[Excerpts from a figure dataset]
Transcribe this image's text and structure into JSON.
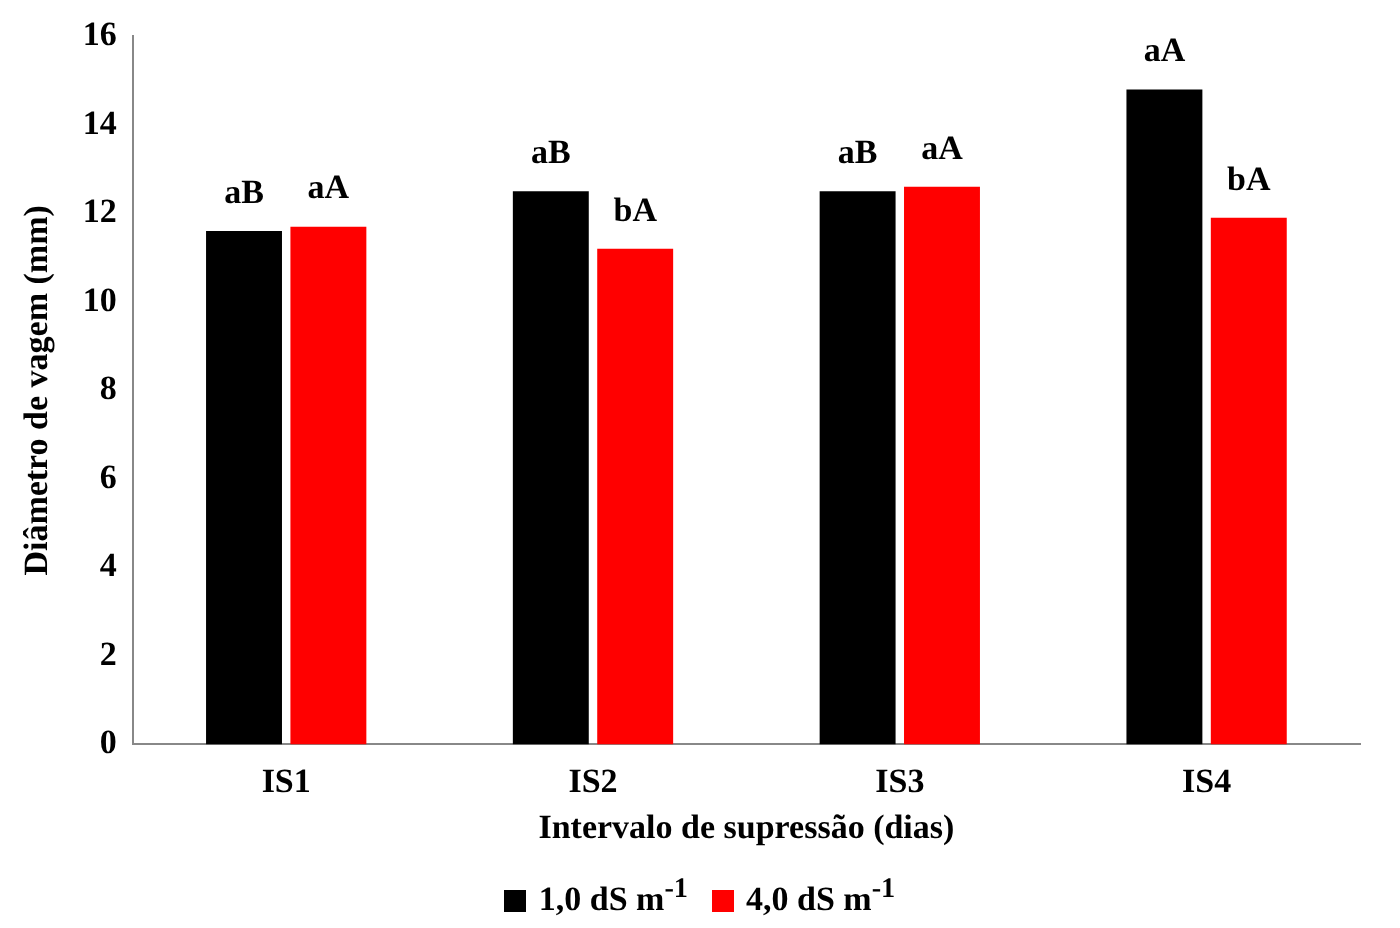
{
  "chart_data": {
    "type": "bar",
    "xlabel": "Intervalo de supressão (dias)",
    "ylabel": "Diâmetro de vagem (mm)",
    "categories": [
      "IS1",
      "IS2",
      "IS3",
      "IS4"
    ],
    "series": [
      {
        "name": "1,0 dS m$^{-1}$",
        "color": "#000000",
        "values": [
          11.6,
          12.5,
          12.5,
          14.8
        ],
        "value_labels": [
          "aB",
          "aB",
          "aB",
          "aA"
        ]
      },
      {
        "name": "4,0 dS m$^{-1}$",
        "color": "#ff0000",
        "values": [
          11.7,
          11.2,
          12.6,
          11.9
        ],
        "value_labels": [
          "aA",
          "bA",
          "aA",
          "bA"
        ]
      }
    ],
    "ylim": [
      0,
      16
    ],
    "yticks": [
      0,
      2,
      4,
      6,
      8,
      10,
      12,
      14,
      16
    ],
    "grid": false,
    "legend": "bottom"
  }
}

#### GIVEN INSTRUCTION:
Retype the whole listing exactly and leave the pictures out.

#### FINAL ANSWER:
Transcribe this image's text and structure into JSON.
{
  "chart_data": {
    "type": "bar",
    "xlabel": "Intervalo de supressão (dias)",
    "ylabel": "Diâmetro de vagem (mm)",
    "categories": [
      "IS1",
      "IS2",
      "IS3",
      "IS4"
    ],
    "series": [
      {
        "name": "1,0 dS m$^{-1}$",
        "color": "#000000",
        "values": [
          11.6,
          12.5,
          12.5,
          14.8
        ],
        "value_labels": [
          "aB",
          "aB",
          "aB",
          "aA"
        ]
      },
      {
        "name": "4,0 dS m$^{-1}$",
        "color": "#ff0000",
        "values": [
          11.7,
          11.2,
          12.6,
          11.9
        ],
        "value_labels": [
          "aA",
          "bA",
          "aA",
          "bA"
        ]
      }
    ],
    "ylim": [
      0,
      16
    ],
    "yticks": [
      0,
      2,
      4,
      6,
      8,
      10,
      12,
      14,
      16
    ],
    "grid": false,
    "legend": "bottom"
  }
}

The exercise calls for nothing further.